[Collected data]

──────────────────────────────

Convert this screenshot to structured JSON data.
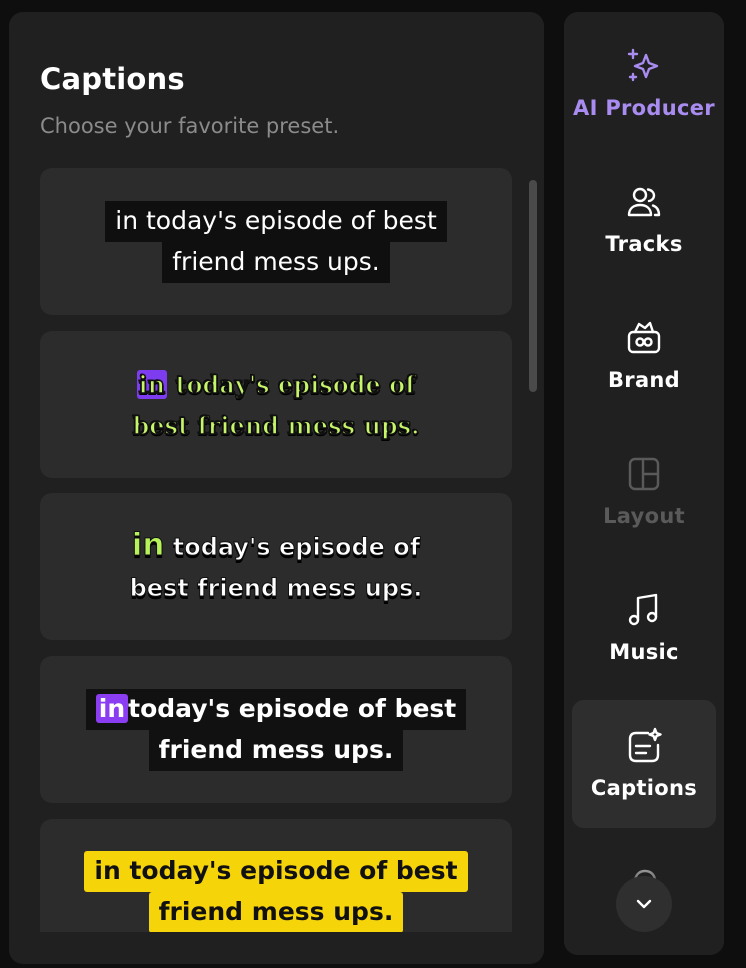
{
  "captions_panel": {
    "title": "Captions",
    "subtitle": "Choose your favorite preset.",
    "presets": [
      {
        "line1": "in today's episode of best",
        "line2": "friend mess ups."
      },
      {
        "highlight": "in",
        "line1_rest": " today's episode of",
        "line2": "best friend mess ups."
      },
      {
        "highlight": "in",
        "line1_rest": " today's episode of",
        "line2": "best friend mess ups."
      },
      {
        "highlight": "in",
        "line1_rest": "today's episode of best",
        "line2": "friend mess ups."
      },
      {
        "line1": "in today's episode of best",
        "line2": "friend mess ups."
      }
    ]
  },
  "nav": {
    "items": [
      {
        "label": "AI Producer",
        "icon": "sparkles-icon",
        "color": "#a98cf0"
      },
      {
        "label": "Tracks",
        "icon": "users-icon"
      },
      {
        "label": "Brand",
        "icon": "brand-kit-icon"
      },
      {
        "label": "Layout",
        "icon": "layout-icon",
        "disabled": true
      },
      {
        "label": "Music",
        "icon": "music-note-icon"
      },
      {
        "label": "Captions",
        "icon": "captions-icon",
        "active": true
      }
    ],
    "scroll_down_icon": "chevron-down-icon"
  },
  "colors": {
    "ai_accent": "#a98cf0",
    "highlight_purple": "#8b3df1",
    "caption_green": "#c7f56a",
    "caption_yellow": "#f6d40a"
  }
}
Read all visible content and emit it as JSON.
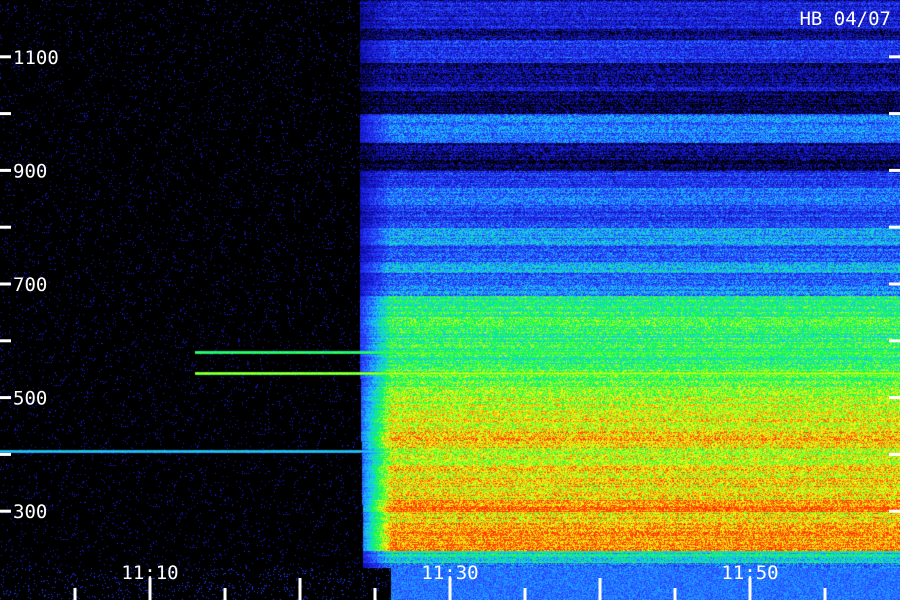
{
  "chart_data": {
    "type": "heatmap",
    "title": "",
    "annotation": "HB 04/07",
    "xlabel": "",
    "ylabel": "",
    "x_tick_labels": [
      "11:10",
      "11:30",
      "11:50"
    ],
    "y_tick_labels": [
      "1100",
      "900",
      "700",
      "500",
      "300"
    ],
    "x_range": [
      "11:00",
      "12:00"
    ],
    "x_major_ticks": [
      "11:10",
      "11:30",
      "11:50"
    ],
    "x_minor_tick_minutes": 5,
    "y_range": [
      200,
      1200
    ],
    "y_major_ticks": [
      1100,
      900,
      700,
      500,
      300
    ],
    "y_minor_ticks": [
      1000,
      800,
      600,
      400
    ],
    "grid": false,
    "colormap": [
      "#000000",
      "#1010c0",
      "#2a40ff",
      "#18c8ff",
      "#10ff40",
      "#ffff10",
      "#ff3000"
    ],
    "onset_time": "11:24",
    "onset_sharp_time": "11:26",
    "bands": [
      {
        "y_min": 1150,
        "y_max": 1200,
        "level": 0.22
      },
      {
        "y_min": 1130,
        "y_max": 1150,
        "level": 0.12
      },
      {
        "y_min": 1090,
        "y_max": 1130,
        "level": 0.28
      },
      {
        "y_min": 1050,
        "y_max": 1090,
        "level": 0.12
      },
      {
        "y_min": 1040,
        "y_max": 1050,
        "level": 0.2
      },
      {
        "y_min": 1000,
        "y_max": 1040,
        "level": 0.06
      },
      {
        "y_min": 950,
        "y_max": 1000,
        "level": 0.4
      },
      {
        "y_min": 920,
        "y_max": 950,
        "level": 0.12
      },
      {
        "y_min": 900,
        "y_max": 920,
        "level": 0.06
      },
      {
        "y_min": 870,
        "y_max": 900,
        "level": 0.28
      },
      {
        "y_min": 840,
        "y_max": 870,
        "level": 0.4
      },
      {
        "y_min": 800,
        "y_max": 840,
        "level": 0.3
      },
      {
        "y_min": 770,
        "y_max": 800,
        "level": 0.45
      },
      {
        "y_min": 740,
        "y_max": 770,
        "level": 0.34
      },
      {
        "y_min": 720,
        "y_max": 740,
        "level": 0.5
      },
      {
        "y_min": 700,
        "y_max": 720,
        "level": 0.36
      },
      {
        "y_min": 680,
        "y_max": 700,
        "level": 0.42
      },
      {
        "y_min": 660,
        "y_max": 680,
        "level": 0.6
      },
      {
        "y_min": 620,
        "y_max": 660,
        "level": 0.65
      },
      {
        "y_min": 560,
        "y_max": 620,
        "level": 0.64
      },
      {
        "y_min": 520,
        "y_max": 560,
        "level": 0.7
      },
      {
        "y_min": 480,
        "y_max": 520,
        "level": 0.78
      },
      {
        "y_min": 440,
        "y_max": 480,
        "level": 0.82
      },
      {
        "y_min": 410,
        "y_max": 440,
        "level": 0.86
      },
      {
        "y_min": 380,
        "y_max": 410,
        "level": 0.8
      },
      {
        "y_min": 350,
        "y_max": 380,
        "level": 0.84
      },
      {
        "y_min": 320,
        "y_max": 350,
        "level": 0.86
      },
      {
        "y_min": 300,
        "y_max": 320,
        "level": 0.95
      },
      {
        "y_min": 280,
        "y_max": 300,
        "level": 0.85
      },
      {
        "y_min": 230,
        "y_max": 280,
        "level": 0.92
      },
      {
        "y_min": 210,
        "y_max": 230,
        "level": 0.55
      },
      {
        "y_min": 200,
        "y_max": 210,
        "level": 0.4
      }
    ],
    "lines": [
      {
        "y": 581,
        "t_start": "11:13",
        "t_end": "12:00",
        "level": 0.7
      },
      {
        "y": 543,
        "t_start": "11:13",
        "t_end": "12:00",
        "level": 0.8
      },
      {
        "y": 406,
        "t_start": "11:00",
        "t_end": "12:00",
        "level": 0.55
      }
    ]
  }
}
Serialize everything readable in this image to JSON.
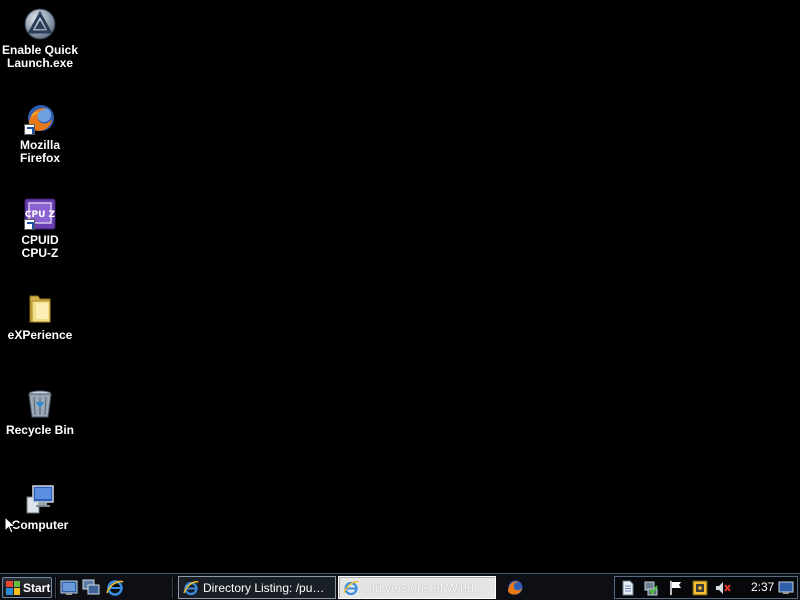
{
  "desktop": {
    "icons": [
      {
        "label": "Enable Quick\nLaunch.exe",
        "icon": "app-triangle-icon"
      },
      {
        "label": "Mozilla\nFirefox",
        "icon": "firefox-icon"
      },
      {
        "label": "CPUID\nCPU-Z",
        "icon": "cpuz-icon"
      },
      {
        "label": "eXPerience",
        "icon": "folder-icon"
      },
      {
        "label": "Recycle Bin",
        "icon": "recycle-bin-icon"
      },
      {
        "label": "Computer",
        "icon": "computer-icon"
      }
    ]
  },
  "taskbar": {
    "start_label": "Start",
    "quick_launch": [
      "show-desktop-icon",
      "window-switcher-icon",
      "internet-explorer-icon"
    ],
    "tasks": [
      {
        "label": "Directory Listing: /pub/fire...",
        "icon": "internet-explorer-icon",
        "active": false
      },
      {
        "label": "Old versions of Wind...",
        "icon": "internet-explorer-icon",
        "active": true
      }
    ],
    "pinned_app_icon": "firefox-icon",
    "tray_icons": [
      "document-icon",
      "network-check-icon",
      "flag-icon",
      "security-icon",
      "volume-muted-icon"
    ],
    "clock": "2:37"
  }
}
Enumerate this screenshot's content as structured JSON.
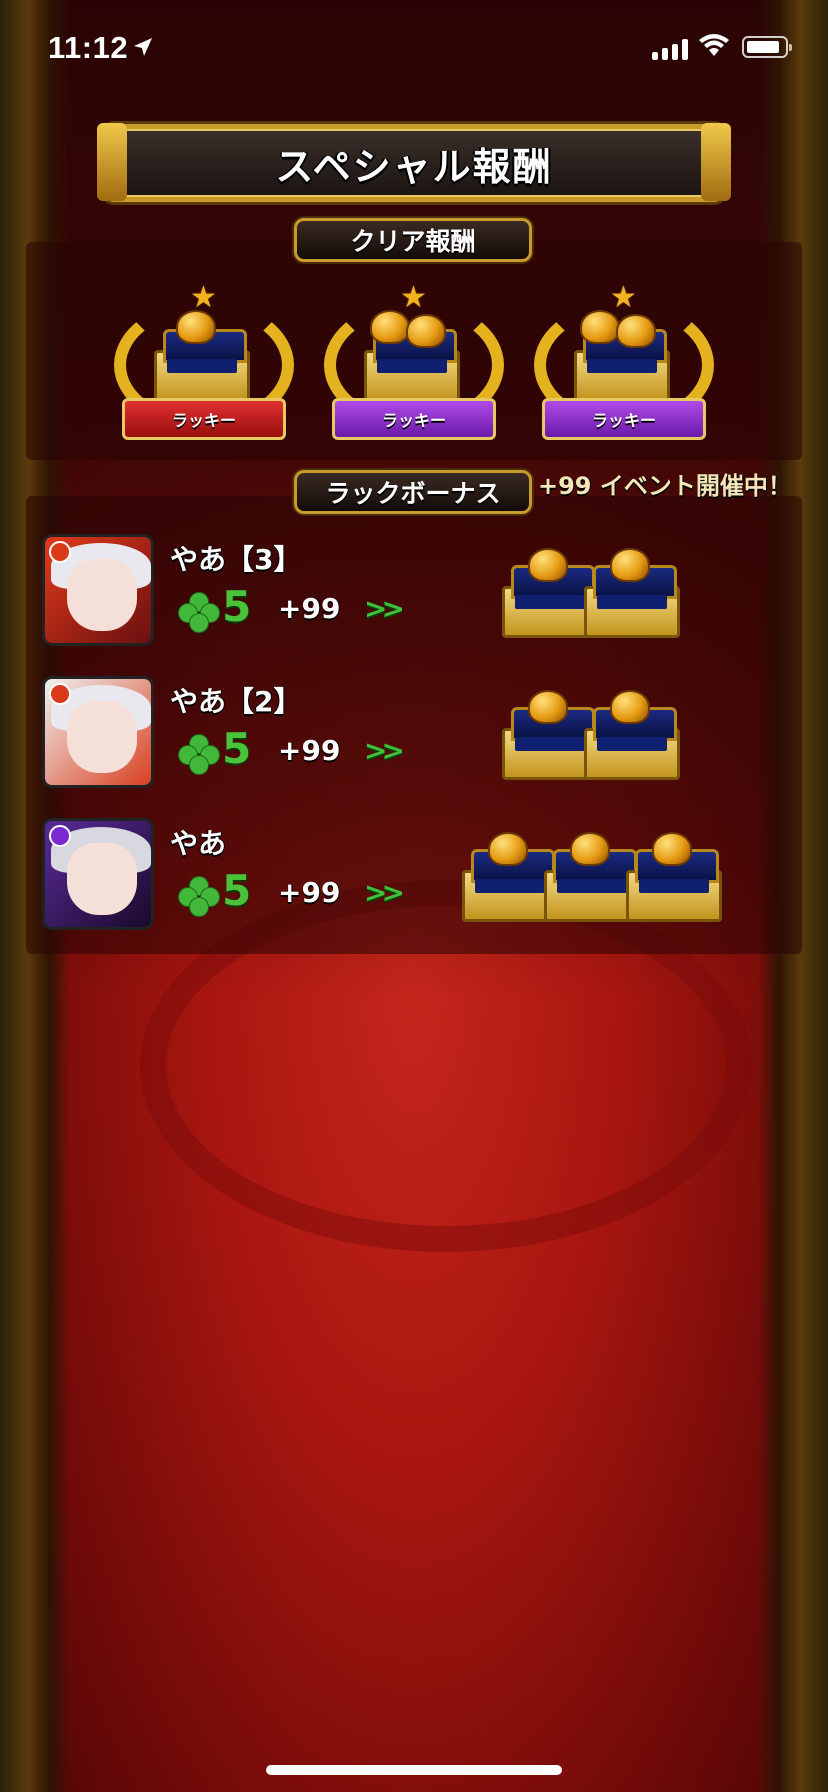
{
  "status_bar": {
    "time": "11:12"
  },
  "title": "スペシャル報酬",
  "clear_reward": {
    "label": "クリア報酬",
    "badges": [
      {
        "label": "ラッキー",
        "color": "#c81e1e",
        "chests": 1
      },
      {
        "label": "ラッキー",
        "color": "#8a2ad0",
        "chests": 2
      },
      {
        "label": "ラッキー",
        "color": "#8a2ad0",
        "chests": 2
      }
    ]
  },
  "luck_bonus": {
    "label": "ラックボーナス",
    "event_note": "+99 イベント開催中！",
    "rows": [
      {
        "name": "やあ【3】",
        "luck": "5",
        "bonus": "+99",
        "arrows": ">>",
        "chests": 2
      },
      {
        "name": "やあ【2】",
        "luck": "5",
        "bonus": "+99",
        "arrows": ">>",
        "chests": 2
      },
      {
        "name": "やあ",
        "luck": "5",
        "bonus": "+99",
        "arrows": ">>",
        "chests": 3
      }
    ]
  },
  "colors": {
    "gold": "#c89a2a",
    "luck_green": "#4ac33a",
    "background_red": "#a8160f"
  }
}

──────────────────────────────

_Directions for this task:_ Every entry above is to be set down exactly; the pictures are to be left out.

_Result below:_
Convert this screenshot to structured JSON data.
{
  "captions_panel": {
    "title": "Captions",
    "subtitle": "Choose your favorite preset.",
    "presets": [
      {
        "line1": "in today's episode of best",
        "line2": "friend mess ups."
      },
      {
        "highlight": "in",
        "line1_rest": " today's episode of",
        "line2": "best friend mess ups."
      },
      {
        "highlight": "in",
        "line1_rest": " today's episode of",
        "line2": "best friend mess ups."
      },
      {
        "highlight": "in",
        "line1_rest": "today's episode of best",
        "line2": "friend mess ups."
      },
      {
        "line1": "in today's episode of best",
        "line2": "friend mess ups."
      }
    ]
  },
  "nav": {
    "items": [
      {
        "label": "AI Producer",
        "icon": "sparkles-icon",
        "color": "#a98cf0"
      },
      {
        "label": "Tracks",
        "icon": "users-icon"
      },
      {
        "label": "Brand",
        "icon": "brand-kit-icon"
      },
      {
        "label": "Layout",
        "icon": "layout-icon",
        "disabled": true
      },
      {
        "label": "Music",
        "icon": "music-note-icon"
      },
      {
        "label": "Captions",
        "icon": "captions-icon",
        "active": true
      }
    ],
    "scroll_down_icon": "chevron-down-icon"
  },
  "colors": {
    "ai_accent": "#a98cf0",
    "highlight_purple": "#8b3df1",
    "caption_green": "#c7f56a",
    "caption_yellow": "#f6d40a"
  }
}
Read all visible content and emit it as JSON.
{
  "chart_data": {
    "type": "heatmap",
    "title": "",
    "annotation": "HB 04/07",
    "xlabel": "",
    "ylabel": "",
    "x_tick_labels": [
      "11:10",
      "11:30",
      "11:50"
    ],
    "y_tick_labels": [
      "1100",
      "900",
      "700",
      "500",
      "300"
    ],
    "x_range": [
      "11:00",
      "12:00"
    ],
    "x_major_ticks": [
      "11:10",
      "11:30",
      "11:50"
    ],
    "x_minor_tick_minutes": 5,
    "y_range": [
      200,
      1200
    ],
    "y_major_ticks": [
      1100,
      900,
      700,
      500,
      300
    ],
    "y_minor_ticks": [
      1000,
      800,
      600,
      400
    ],
    "grid": false,
    "colormap": [
      "#000000",
      "#1010c0",
      "#2a40ff",
      "#18c8ff",
      "#10ff40",
      "#ffff10",
      "#ff3000"
    ],
    "onset_time": "11:24",
    "onset_sharp_time": "11:26",
    "bands": [
      {
        "y_min": 1150,
        "y_max": 1200,
        "level": 0.22
      },
      {
        "y_min": 1130,
        "y_max": 1150,
        "level": 0.12
      },
      {
        "y_min": 1090,
        "y_max": 1130,
        "level": 0.28
      },
      {
        "y_min": 1050,
        "y_max": 1090,
        "level": 0.12
      },
      {
        "y_min": 1040,
        "y_max": 1050,
        "level": 0.2
      },
      {
        "y_min": 1000,
        "y_max": 1040,
        "level": 0.06
      },
      {
        "y_min": 950,
        "y_max": 1000,
        "level": 0.4
      },
      {
        "y_min": 920,
        "y_max": 950,
        "level": 0.12
      },
      {
        "y_min": 900,
        "y_max": 920,
        "level": 0.06
      },
      {
        "y_min": 870,
        "y_max": 900,
        "level": 0.28
      },
      {
        "y_min": 840,
        "y_max": 870,
        "level": 0.4
      },
      {
        "y_min": 800,
        "y_max": 840,
        "level": 0.3
      },
      {
        "y_min": 770,
        "y_max": 800,
        "level": 0.45
      },
      {
        "y_min": 740,
        "y_max": 770,
        "level": 0.34
      },
      {
        "y_min": 720,
        "y_max": 740,
        "level": 0.5
      },
      {
        "y_min": 700,
        "y_max": 720,
        "level": 0.36
      },
      {
        "y_min": 680,
        "y_max": 700,
        "level": 0.42
      },
      {
        "y_min": 660,
        "y_max": 680,
        "level": 0.6
      },
      {
        "y_min": 620,
        "y_max": 660,
        "level": 0.65
      },
      {
        "y_min": 560,
        "y_max": 620,
        "level": 0.64
      },
      {
        "y_min": 520,
        "y_max": 560,
        "level": 0.7
      },
      {
        "y_min": 480,
        "y_max": 520,
        "level": 0.78
      },
      {
        "y_min": 440,
        "y_max": 480,
        "level": 0.82
      },
      {
        "y_min": 410,
        "y_max": 440,
        "level": 0.86
      },
      {
        "y_min": 380,
        "y_max": 410,
        "level": 0.8
      },
      {
        "y_min": 350,
        "y_max": 380,
        "level": 0.84
      },
      {
        "y_min": 320,
        "y_max": 350,
        "level": 0.86
      },
      {
        "y_min": 300,
        "y_max": 320,
        "level": 0.95
      },
      {
        "y_min": 280,
        "y_max": 300,
        "level": 0.85
      },
      {
        "y_min": 230,
        "y_max": 280,
        "level": 0.92
      },
      {
        "y_min": 210,
        "y_max": 230,
        "level": 0.55
      },
      {
        "y_min": 200,
        "y_max": 210,
        "level": 0.4
      }
    ],
    "lines": [
      {
        "y": 581,
        "t_start": "11:13",
        "t_end": "12:00",
        "level": 0.7
      },
      {
        "y": 543,
        "t_start": "11:13",
        "t_end": "12:00",
        "level": 0.8
      },
      {
        "y": 406,
        "t_start": "11:00",
        "t_end": "12:00",
        "level": 0.55
      }
    ]
  }
}
Serialize everything readable in this image to JSON.
{
  "desktop": {
    "icons": [
      {
        "label": "Enable Quick\nLaunch.exe",
        "icon": "app-triangle-icon"
      },
      {
        "label": "Mozilla\nFirefox",
        "icon": "firefox-icon"
      },
      {
        "label": "CPUID\nCPU-Z",
        "icon": "cpuz-icon"
      },
      {
        "label": "eXPerience",
        "icon": "folder-icon"
      },
      {
        "label": "Recycle Bin",
        "icon": "recycle-bin-icon"
      },
      {
        "label": "Computer",
        "icon": "computer-icon"
      }
    ]
  },
  "taskbar": {
    "start_label": "Start",
    "quick_launch": [
      "show-desktop-icon",
      "window-switcher-icon",
      "internet-explorer-icon"
    ],
    "tasks": [
      {
        "label": "Directory Listing: /pub/fire...",
        "icon": "internet-explorer-icon",
        "active": false
      },
      {
        "label": "Old versions of Wind...",
        "icon": "internet-explorer-icon",
        "active": true
      }
    ],
    "pinned_app_icon": "firefox-icon",
    "tray_icons": [
      "document-icon",
      "network-check-icon",
      "flag-icon",
      "security-icon",
      "volume-muted-icon"
    ],
    "clock": "2:37"
  }
}
Enumerate this screenshot's content as structured JSON.
{
  "status_bar": {
    "time": "11:12"
  },
  "title": "スペシャル報酬",
  "clear_reward": {
    "label": "クリア報酬",
    "badges": [
      {
        "label": "ラッキー",
        "color": "#c81e1e",
        "chests": 1
      },
      {
        "label": "ラッキー",
        "color": "#8a2ad0",
        "chests": 2
      },
      {
        "label": "ラッキー",
        "color": "#8a2ad0",
        "chests": 2
      }
    ]
  },
  "luck_bonus": {
    "label": "ラックボーナス",
    "event_note": "+99 イベント開催中！",
    "rows": [
      {
        "name": "やあ【3】",
        "luck": "5",
        "bonus": "+99",
        "arrows": ">>",
        "chests": 2
      },
      {
        "name": "やあ【2】",
        "luck": "5",
        "bonus": "+99",
        "arrows": ">>",
        "chests": 2
      },
      {
        "name": "やあ",
        "luck": "5",
        "bonus": "+99",
        "arrows": ">>",
        "chests": 3
      }
    ]
  },
  "colors": {
    "gold": "#c89a2a",
    "luck_green": "#4ac33a",
    "background_red": "#a8160f"
  }
}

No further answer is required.